EXERCISE TASK:
Look through the records that follow. Copy every line containing the word "xlabel".

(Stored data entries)
══════════════════════════════
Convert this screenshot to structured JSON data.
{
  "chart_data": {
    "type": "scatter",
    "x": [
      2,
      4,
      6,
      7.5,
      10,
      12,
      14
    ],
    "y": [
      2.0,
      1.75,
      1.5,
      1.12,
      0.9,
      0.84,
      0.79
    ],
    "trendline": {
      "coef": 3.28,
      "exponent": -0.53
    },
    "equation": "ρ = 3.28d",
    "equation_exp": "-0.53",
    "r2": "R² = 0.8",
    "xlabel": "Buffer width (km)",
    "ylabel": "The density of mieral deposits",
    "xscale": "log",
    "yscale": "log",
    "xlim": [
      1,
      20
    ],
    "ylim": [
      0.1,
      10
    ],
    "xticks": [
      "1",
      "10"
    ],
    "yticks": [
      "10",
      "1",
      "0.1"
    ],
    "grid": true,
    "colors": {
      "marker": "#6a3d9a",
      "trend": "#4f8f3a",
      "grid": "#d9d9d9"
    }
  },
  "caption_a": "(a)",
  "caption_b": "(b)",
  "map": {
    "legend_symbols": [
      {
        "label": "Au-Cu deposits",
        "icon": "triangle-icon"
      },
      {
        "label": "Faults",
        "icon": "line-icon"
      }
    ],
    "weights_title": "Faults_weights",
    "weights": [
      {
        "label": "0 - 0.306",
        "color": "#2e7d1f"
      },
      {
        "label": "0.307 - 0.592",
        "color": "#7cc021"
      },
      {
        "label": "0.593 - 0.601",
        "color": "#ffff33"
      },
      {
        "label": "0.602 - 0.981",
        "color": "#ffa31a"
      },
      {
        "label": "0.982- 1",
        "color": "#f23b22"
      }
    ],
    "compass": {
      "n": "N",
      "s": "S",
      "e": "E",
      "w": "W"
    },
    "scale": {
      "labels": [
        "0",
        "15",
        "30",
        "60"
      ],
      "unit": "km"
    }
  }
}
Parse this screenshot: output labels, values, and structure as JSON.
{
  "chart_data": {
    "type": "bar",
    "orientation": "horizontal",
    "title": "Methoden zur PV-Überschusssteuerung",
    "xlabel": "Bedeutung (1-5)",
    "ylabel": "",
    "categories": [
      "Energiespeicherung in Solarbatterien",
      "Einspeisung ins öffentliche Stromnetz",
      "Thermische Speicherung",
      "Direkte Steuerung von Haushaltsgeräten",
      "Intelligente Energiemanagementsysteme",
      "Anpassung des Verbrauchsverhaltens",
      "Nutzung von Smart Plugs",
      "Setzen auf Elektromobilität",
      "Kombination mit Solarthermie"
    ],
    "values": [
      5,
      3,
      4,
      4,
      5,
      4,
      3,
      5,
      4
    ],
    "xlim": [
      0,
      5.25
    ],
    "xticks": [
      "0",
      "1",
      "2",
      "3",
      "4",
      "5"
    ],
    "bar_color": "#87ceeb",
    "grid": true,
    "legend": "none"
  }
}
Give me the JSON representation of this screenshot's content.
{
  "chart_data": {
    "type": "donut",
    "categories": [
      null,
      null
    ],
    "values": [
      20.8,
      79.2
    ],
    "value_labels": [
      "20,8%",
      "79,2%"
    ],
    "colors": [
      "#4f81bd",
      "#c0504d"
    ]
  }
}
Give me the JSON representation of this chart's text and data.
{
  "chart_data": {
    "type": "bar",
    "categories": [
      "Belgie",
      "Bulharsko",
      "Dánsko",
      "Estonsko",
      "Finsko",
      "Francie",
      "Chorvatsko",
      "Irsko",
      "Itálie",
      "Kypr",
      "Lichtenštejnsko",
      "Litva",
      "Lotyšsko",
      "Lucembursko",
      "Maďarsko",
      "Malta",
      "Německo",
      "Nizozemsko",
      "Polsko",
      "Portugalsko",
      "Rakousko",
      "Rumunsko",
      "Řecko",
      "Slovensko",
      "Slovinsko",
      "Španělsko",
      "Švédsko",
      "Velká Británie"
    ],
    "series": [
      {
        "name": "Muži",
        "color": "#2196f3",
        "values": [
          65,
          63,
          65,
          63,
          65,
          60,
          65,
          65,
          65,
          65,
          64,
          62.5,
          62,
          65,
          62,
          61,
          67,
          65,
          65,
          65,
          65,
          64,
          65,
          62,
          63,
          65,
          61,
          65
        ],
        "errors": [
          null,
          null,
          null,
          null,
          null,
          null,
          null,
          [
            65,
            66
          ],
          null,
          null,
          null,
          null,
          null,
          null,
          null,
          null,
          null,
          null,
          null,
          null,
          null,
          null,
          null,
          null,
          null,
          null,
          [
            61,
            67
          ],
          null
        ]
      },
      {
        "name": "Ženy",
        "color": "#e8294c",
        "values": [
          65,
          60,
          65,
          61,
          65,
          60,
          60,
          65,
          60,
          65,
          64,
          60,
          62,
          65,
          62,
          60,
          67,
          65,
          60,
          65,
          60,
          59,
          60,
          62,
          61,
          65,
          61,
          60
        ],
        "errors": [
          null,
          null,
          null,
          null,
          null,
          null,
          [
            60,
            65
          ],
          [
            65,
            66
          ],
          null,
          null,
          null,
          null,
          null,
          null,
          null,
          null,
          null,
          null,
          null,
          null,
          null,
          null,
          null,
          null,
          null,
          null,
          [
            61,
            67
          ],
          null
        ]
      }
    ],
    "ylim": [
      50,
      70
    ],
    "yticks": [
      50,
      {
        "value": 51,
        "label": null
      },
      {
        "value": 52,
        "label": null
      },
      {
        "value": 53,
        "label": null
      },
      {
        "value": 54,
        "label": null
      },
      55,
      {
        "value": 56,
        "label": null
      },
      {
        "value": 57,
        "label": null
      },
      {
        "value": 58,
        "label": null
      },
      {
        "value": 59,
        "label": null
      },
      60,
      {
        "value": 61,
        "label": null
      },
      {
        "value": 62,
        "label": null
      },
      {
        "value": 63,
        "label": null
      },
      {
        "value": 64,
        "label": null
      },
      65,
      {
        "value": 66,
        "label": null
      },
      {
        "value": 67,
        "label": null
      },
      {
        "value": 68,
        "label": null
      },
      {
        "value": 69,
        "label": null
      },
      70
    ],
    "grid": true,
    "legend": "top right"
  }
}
══════════════════════════════
EXERCISE ANSWER:
    "xlabel": "Buffer width (km)",
    "xlabel": "Bedeutung (1-5)",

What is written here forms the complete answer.